## Objective
Produce a verbatim copy of the entries listed below.
::::::::
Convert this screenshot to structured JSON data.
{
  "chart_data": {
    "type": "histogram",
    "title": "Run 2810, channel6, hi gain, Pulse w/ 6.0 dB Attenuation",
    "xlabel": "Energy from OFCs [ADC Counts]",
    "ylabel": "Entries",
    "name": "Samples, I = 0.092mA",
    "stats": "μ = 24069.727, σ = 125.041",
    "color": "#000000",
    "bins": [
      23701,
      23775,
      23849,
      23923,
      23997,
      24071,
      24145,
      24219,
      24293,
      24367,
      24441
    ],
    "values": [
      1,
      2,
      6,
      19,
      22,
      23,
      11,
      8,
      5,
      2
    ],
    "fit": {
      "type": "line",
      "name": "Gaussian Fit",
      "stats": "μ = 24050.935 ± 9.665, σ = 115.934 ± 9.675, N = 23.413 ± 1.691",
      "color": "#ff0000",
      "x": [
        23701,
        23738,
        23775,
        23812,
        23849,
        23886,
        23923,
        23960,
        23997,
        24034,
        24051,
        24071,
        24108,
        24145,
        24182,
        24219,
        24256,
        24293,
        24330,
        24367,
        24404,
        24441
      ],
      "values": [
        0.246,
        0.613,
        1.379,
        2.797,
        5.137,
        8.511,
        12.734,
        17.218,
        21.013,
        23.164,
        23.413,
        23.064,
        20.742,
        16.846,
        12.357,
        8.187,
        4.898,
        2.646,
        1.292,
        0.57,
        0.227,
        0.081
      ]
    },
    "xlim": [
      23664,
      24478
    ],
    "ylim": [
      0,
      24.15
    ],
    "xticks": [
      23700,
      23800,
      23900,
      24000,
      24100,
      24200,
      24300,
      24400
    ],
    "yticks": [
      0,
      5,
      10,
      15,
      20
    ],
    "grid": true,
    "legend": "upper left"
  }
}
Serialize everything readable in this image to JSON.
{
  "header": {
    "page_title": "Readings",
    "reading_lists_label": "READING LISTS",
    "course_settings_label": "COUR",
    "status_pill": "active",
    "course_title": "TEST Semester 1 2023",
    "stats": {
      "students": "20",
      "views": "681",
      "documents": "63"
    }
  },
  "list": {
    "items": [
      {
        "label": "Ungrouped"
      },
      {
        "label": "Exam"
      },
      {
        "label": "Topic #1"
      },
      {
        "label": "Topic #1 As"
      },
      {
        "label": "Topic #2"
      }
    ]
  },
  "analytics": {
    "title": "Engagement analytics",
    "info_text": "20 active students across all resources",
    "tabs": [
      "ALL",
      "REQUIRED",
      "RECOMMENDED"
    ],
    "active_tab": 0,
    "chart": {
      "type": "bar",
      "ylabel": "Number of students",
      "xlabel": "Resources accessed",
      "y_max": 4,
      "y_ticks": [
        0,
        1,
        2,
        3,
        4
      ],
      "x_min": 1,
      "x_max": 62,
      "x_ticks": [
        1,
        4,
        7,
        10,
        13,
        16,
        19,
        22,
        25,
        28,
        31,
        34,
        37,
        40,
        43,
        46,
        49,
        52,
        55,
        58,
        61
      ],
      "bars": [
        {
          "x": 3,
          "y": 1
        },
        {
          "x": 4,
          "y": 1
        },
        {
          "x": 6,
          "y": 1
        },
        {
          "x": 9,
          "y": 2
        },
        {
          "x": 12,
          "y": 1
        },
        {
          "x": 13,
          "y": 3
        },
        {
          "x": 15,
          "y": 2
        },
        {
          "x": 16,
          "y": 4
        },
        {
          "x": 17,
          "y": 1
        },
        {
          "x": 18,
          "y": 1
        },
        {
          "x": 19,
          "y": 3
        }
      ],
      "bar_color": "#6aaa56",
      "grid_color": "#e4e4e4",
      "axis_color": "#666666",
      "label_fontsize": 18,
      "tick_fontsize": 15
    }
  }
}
::::::::
## Expected answer
Convert this screenshot to structured JSON data.
{
  "chart_data": {
    "type": "histogram",
    "title": "Run 2810, channel6, hi gain, Pulse w/ 6.0 dB Attenuation",
    "xlabel": "Energy from OFCs [ADC Counts]",
    "ylabel": "Entries",
    "name": "Samples, I = 0.092mA",
    "stats": "μ = 24069.727, σ = 125.041",
    "color": "#000000",
    "bins": [
      23701,
      23775,
      23849,
      23923,
      23997,
      24071,
      24145,
      24219,
      24293,
      24367,
      24441
    ],
    "values": [
      1,
      2,
      6,
      19,
      22,
      23,
      11,
      8,
      5,
      2
    ],
    "fit": {
      "type": "line",
      "name": "Gaussian Fit",
      "stats": "μ = 24050.935 ± 9.665, σ = 115.934 ± 9.675, N = 23.413 ± 1.691",
      "color": "#ff0000",
      "x": [
        23701,
        23738,
        23775,
        23812,
        23849,
        23886,
        23923,
        23960,
        23997,
        24034,
        24051,
        24071,
        24108,
        24145,
        24182,
        24219,
        24256,
        24293,
        24330,
        24367,
        24404,
        24441
      ],
      "values": [
        0.246,
        0.613,
        1.379,
        2.797,
        5.137,
        8.511,
        12.734,
        17.218,
        21.013,
        23.164,
        23.413,
        23.064,
        20.742,
        16.846,
        12.357,
        8.187,
        4.898,
        2.646,
        1.292,
        0.57,
        0.227,
        0.081
      ]
    },
    "xlim": [
      23664,
      24478
    ],
    "ylim": [
      0,
      24.15
    ],
    "xticks": [
      23700,
      23800,
      23900,
      24000,
      24100,
      24200,
      24300,
      24400
    ],
    "yticks": [
      0,
      5,
      10,
      15,
      20
    ],
    "grid": true,
    "legend": "upper left"
  }
}
Serialize everything readable in this image to JSON.
{
  "header": {
    "page_title": "Readings",
    "reading_lists_label": "READING LISTS",
    "course_settings_label": "COUR",
    "status_pill": "active",
    "course_title": "TEST Semester 1 2023",
    "stats": {
      "students": "20",
      "views": "681",
      "documents": "63"
    }
  },
  "list": {
    "items": [
      {
        "label": "Ungrouped"
      },
      {
        "label": "Exam"
      },
      {
        "label": "Topic #1"
      },
      {
        "label": "Topic #1 As"
      },
      {
        "label": "Topic #2"
      }
    ]
  },
  "analytics": {
    "title": "Engagement analytics",
    "info_text": "20 active students across all resources",
    "tabs": [
      "ALL",
      "REQUIRED",
      "RECOMMENDED"
    ],
    "active_tab": 0,
    "chart": {
      "type": "bar",
      "ylabel": "Number of students",
      "xlabel": "Resources accessed",
      "y_max": 4,
      "y_ticks": [
        0,
        1,
        2,
        3,
        4
      ],
      "x_min": 1,
      "x_max": 62,
      "x_ticks": [
        1,
        4,
        7,
        10,
        13,
        16,
        19,
        22,
        25,
        28,
        31,
        34,
        37,
        40,
        43,
        46,
        49,
        52,
        55,
        58,
        61
      ],
      "bars": [
        {
          "x": 3,
          "y": 1
        },
        {
          "x": 4,
          "y": 1
        },
        {
          "x": 6,
          "y": 1
        },
        {
          "x": 9,
          "y": 2
        },
        {
          "x": 12,
          "y": 1
        },
        {
          "x": 13,
          "y": 3
        },
        {
          "x": 15,
          "y": 2
        },
        {
          "x": 16,
          "y": 4
        },
        {
          "x": 17,
          "y": 1
        },
        {
          "x": 18,
          "y": 1
        },
        {
          "x": 19,
          "y": 3
        }
      ],
      "bar_color": "#6aaa56",
      "grid_color": "#e4e4e4",
      "axis_color": "#666666",
      "label_fontsize": 18,
      "tick_fontsize": 15
    }
  }
}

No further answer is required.